**The exercise**
Compile every line that includes the word "true".

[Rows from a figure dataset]
_ _ _ _ _

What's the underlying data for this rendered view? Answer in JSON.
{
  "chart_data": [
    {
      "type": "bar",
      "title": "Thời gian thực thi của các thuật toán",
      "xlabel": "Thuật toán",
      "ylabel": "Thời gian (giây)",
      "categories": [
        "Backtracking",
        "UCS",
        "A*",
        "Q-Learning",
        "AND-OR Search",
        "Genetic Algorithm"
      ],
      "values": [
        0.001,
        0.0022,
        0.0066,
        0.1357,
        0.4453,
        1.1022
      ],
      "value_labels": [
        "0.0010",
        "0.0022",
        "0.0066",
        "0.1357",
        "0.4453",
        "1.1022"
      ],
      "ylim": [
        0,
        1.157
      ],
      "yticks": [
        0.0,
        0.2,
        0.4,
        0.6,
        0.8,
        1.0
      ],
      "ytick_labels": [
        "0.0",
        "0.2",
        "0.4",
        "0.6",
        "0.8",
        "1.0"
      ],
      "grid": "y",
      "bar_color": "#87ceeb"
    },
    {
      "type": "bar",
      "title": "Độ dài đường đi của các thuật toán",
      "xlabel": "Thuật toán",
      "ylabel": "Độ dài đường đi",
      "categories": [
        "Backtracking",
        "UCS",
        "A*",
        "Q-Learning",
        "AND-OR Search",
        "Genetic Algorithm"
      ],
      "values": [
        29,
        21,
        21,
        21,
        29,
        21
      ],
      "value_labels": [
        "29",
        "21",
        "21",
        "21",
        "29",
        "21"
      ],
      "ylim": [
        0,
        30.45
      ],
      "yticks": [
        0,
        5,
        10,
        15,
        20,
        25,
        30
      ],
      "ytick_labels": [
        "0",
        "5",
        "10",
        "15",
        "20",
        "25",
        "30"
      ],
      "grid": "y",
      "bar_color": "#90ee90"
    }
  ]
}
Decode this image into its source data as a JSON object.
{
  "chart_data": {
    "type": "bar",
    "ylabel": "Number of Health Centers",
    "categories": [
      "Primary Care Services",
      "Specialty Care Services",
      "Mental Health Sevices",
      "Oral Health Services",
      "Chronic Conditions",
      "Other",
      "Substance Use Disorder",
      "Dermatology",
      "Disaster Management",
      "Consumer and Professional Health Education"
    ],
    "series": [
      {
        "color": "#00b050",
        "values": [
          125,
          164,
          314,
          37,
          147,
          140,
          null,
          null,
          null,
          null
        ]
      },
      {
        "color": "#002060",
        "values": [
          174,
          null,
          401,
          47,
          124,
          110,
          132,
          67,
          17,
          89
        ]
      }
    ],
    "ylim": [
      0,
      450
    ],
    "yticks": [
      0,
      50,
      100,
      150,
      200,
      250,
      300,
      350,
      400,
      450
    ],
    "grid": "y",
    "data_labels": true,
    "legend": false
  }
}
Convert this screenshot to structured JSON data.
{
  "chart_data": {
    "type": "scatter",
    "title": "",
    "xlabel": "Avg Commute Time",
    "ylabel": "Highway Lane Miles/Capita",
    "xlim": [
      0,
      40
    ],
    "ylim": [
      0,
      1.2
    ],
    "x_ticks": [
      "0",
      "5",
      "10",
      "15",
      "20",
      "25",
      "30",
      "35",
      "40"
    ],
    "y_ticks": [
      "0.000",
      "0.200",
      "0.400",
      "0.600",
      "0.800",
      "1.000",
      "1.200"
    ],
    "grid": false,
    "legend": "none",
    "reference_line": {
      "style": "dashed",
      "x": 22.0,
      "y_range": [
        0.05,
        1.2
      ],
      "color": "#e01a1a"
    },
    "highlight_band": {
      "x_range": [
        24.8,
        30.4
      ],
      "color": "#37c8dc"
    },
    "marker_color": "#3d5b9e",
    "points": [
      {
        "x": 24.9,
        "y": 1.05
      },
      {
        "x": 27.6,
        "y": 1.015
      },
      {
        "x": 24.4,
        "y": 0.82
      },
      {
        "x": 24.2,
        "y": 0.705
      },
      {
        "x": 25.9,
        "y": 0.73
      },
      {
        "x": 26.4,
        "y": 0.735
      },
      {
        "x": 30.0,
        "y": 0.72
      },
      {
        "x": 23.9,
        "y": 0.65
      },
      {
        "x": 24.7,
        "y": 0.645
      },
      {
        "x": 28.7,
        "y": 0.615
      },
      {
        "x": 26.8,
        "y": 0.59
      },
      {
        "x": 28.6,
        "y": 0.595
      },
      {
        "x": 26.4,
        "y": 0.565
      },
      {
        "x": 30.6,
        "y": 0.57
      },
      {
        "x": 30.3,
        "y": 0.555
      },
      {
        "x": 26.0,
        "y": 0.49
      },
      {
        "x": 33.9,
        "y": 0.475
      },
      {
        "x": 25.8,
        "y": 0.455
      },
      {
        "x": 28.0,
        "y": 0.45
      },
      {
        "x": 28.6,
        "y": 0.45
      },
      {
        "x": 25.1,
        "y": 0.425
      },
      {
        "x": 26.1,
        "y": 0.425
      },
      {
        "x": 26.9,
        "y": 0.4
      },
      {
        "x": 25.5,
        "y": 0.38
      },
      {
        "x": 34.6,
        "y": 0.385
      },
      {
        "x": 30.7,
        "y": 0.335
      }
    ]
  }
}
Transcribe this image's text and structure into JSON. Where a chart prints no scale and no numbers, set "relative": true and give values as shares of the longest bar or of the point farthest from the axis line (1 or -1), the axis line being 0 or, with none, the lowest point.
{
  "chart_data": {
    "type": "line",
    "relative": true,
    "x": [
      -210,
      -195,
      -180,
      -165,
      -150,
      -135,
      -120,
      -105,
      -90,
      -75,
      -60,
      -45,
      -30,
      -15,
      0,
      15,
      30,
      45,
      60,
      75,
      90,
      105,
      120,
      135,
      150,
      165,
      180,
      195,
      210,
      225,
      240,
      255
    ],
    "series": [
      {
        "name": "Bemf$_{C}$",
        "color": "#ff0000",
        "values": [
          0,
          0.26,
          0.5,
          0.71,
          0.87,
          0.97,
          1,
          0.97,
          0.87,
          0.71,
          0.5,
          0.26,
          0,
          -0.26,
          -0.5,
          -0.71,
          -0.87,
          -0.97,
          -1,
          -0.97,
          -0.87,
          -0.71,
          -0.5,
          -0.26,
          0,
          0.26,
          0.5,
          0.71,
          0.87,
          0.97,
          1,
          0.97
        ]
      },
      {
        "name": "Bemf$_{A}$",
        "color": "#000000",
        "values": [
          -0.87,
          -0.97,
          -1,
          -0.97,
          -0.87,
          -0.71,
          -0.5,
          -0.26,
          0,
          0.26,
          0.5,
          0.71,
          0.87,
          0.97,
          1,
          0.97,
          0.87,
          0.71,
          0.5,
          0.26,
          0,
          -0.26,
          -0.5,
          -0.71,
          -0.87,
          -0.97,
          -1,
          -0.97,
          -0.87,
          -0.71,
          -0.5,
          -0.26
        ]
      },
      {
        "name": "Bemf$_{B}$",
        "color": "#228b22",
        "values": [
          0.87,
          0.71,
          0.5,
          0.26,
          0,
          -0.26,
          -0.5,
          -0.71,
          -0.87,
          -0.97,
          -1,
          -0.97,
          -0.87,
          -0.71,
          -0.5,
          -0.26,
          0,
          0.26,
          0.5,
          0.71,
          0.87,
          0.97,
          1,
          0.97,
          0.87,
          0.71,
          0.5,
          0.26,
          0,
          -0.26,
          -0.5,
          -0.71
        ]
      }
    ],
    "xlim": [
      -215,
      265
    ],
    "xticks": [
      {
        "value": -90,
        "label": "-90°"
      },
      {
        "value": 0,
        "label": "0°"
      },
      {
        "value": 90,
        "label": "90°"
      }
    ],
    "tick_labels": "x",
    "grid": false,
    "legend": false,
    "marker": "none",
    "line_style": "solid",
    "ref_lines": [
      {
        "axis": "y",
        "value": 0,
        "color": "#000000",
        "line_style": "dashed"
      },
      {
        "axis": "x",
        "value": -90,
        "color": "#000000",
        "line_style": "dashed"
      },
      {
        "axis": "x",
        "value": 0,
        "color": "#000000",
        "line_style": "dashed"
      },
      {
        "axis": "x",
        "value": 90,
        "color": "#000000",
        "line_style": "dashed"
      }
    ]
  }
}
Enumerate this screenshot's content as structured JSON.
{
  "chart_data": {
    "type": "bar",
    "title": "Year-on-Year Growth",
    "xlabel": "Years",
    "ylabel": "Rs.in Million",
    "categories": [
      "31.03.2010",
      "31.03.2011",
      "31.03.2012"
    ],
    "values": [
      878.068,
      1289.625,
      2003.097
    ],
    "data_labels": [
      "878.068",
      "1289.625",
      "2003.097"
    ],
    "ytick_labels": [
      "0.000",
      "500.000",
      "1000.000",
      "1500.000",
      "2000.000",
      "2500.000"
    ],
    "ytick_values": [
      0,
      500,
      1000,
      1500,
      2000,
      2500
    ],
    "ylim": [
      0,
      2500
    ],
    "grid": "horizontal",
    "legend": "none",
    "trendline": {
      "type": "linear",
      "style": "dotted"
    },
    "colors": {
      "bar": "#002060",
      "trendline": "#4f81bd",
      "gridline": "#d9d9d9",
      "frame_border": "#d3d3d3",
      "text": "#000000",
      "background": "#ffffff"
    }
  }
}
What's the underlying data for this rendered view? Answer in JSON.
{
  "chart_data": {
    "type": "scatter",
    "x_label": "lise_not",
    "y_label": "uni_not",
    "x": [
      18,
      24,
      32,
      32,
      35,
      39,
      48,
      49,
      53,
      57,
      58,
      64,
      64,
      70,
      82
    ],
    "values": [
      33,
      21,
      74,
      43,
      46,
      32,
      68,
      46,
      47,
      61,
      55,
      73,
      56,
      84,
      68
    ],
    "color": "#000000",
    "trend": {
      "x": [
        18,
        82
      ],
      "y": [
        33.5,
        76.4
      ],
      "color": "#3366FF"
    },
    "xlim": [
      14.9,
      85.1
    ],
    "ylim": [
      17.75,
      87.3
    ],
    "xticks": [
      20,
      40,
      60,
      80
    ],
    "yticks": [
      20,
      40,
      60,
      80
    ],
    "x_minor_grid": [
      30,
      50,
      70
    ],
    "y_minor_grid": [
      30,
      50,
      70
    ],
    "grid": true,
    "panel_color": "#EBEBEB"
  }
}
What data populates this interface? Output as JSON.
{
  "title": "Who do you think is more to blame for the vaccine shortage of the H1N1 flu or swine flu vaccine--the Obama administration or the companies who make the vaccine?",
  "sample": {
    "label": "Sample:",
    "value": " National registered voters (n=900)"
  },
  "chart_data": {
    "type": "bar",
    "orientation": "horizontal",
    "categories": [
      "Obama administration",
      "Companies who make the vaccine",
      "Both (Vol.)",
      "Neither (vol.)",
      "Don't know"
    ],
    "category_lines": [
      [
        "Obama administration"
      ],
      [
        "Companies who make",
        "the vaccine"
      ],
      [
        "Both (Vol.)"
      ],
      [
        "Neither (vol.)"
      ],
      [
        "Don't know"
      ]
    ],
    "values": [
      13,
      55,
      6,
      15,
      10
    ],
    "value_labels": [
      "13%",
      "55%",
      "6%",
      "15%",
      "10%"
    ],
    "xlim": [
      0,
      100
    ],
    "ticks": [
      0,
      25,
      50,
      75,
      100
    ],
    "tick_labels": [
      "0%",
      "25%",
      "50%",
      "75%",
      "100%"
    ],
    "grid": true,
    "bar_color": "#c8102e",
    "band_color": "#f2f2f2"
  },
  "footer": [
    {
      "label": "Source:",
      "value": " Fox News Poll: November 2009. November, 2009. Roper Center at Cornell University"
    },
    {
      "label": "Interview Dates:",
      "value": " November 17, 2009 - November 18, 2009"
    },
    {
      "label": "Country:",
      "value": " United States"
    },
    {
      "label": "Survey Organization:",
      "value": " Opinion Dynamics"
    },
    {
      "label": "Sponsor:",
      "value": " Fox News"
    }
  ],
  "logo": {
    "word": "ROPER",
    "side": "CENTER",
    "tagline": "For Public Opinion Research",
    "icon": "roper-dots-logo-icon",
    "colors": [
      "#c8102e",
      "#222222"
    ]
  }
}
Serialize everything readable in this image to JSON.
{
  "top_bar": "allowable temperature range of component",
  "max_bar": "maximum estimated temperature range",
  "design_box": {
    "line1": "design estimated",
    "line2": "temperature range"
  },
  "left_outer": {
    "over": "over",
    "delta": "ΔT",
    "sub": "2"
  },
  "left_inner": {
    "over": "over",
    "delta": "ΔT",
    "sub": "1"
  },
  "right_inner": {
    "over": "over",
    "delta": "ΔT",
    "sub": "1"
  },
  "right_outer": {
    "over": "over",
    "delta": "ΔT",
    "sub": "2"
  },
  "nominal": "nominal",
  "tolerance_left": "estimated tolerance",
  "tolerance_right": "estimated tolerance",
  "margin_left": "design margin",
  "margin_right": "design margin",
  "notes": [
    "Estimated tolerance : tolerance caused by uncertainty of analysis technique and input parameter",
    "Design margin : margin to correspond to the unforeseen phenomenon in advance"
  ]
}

_ _ _ _ _

**Task result**
    "data_labels": true,
Transcribe this image's text and structure into JSON. Where a chart prints no scale and no numbers, set "relative": true and give values as shares of the longest bar or of the point farthest from the axis line (1 or -1), the axis line being 0 or, with none, the lowest point.
    "relative": true,
    "grid": true,
    "grid": true,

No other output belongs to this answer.